> [Aim of the task] Your job is to retype all of the data word for word, leaving every image out.

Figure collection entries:

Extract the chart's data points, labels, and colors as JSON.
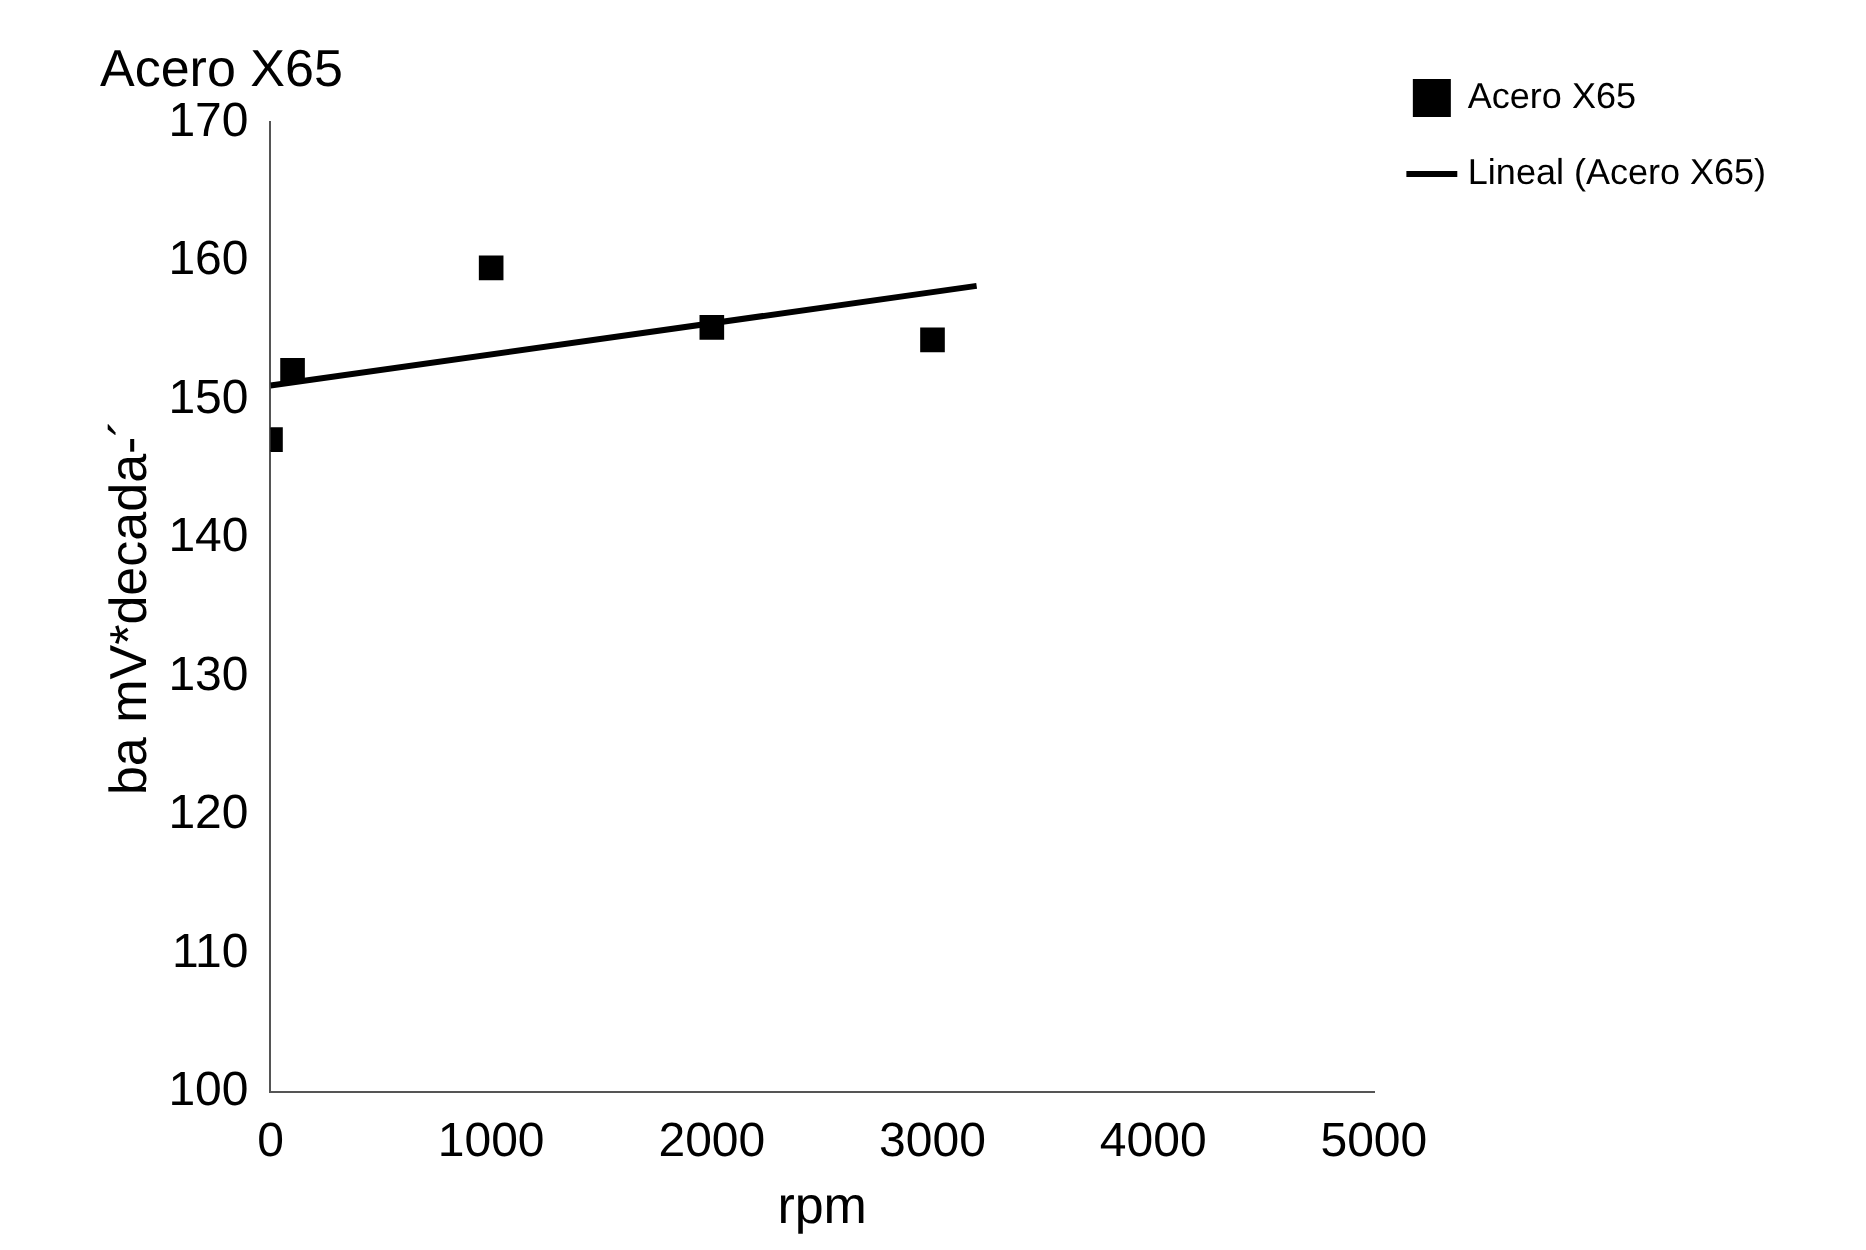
{
  "chart_data": {
    "type": "scatter",
    "title": "Acero X65",
    "xlabel": "rpm",
    "ylabel": "ba mV*decada-´",
    "xlim": [
      0,
      5000
    ],
    "xticks": [
      0,
      1000,
      2000,
      3000,
      4000,
      5000
    ],
    "ylim": [
      100,
      170
    ],
    "yticks": [
      100,
      110,
      120,
      130,
      140,
      150,
      160,
      170
    ],
    "grid": false,
    "legend": "right",
    "series": [
      {
        "name": "Acero X65",
        "marker": "square",
        "color": "#000000",
        "x": [
          0,
          100,
          1000,
          2000,
          3000
        ],
        "values": [
          147.1,
          152.1,
          159.5,
          155.2,
          154.3
        ]
      },
      {
        "name": "Lineal (Acero X65)",
        "type": "line",
        "marker": "none",
        "color": "#000000",
        "x": [
          0,
          3200
        ],
        "values": [
          151,
          158.2
        ]
      }
    ]
  }
}
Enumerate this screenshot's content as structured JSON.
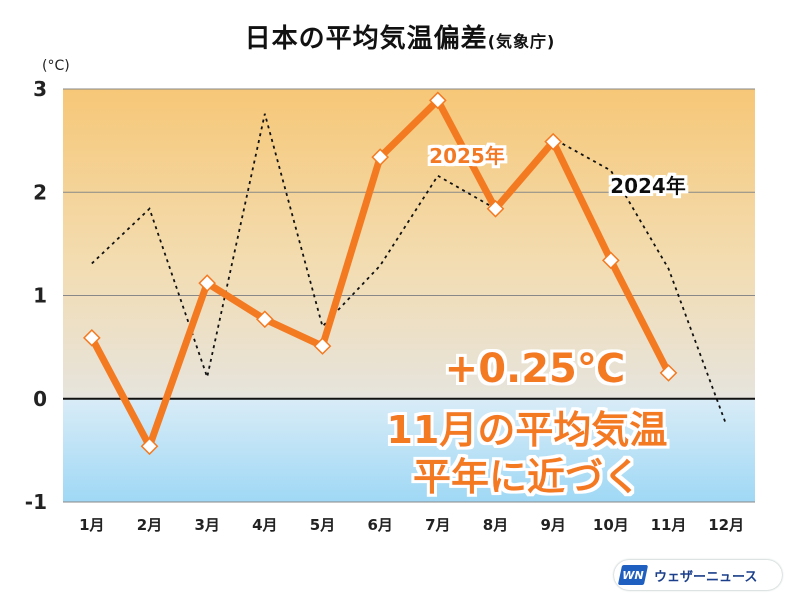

> [Finished exercise]
Extract the chart's data points, labels, and colors as JSON.
{
  "chart_data": {
    "type": "scatter",
    "title": "Acero X65",
    "xlabel": "rpm",
    "ylabel": "ba mV*decada-´",
    "xlim": [
      0,
      5000
    ],
    "xticks": [
      0,
      1000,
      2000,
      3000,
      4000,
      5000
    ],
    "ylim": [
      100,
      170
    ],
    "yticks": [
      100,
      110,
      120,
      130,
      140,
      150,
      160,
      170
    ],
    "grid": false,
    "legend": "right",
    "series": [
      {
        "name": "Acero X65",
        "marker": "square",
        "color": "#000000",
        "x": [
          0,
          100,
          1000,
          2000,
          3000
        ],
        "values": [
          147.1,
          152.1,
          159.5,
          155.2,
          154.3
        ]
      },
      {
        "name": "Lineal (Acero X65)",
        "type": "line",
        "marker": "none",
        "color": "#000000",
        "x": [
          0,
          3200
        ],
        "values": [
          151,
          158.2
        ]
      }
    ]
  }
}
Enumerate this screenshot's content as structured JSON.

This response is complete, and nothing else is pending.